[WHAT IS EXPECTED]
Look at the entries below and reproduce them exactly.

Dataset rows
--- START ---
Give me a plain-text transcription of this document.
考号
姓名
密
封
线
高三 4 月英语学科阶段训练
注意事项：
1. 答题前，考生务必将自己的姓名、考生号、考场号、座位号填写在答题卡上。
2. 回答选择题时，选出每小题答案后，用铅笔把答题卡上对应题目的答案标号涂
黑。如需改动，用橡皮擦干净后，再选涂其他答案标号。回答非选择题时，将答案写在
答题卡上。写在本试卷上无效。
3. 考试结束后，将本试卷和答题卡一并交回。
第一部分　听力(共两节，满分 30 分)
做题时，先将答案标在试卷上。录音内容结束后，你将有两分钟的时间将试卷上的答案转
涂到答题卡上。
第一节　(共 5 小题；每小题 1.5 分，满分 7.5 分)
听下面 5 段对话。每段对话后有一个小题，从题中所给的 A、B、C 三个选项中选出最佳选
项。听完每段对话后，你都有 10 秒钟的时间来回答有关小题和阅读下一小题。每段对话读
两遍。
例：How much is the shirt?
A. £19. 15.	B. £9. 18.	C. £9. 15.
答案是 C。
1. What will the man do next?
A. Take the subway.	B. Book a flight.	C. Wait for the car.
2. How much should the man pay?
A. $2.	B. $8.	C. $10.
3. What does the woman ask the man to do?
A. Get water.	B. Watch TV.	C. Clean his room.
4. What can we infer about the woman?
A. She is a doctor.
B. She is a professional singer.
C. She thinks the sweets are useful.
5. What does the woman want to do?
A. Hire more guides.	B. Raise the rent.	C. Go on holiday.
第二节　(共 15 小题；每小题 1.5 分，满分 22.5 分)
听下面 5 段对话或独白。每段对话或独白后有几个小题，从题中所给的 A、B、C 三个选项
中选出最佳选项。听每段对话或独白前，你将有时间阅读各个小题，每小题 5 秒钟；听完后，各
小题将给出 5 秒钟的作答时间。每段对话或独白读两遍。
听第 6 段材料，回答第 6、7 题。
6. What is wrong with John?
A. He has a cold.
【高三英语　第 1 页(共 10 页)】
--- END ---
[ANSWER TO THE PROBLEM]
Give me a plain-text transcription of this document.
考号
姓名
密
封
线
高三 4 月英语学科阶段训练
注意事项：
1. 答题前，考生务必将自己的姓名、考生号、考场号、座位号填写在答题卡上。
2. 回答选择题时，选出每小题答案后，用铅笔把答题卡上对应题目的答案标号涂
黑。如需改动，用橡皮擦干净后，再选涂其他答案标号。回答非选择题时，将答案写在
答题卡上。写在本试卷上无效。
3. 考试结束后，将本试卷和答题卡一并交回。
第一部分　听力(共两节，满分 30 分)
做题时，先将答案标在试卷上。录音内容结束后，你将有两分钟的时间将试卷上的答案转
涂到答题卡上。
第一节　(共 5 小题；每小题 1.5 分，满分 7.5 分)
听下面 5 段对话。每段对话后有一个小题，从题中所给的 A、B、C 三个选项中选出最佳选
项。听完每段对话后，你都有 10 秒钟的时间来回答有关小题和阅读下一小题。每段对话读
两遍。
例：How much is the shirt?
A. £19. 15.	B. £9. 18.	C. £9. 15.
答案是 C。
1. What will the man do next?
A. Take the subway.	B. Book a flight.	C. Wait for the car.
2. How much should the man pay?
A. $2.	B. $8.	C. $10.
3. What does the woman ask the man to do?
A. Get water.	B. Watch TV.	C. Clean his room.
4. What can we infer about the woman?
A. She is a doctor.
B. She is a professional singer.
C. She thinks the sweets are useful.
5. What does the woman want to do?
A. Hire more guides.	B. Raise the rent.	C. Go on holiday.
第二节　(共 15 小题；每小题 1.5 分，满分 22.5 分)
听下面 5 段对话或独白。每段对话或独白后有几个小题，从题中所给的 A、B、C 三个选项
中选出最佳选项。听每段对话或独白前，你将有时间阅读各个小题，每小题 5 秒钟；听完后，各
小题将给出 5 秒钟的作答时间。每段对话或独白读两遍。
听第 6 段材料，回答第 6、7 题。
6. What is wrong with John?
A. He has a cold.
【高三英语　第 1 页(共 10 页)】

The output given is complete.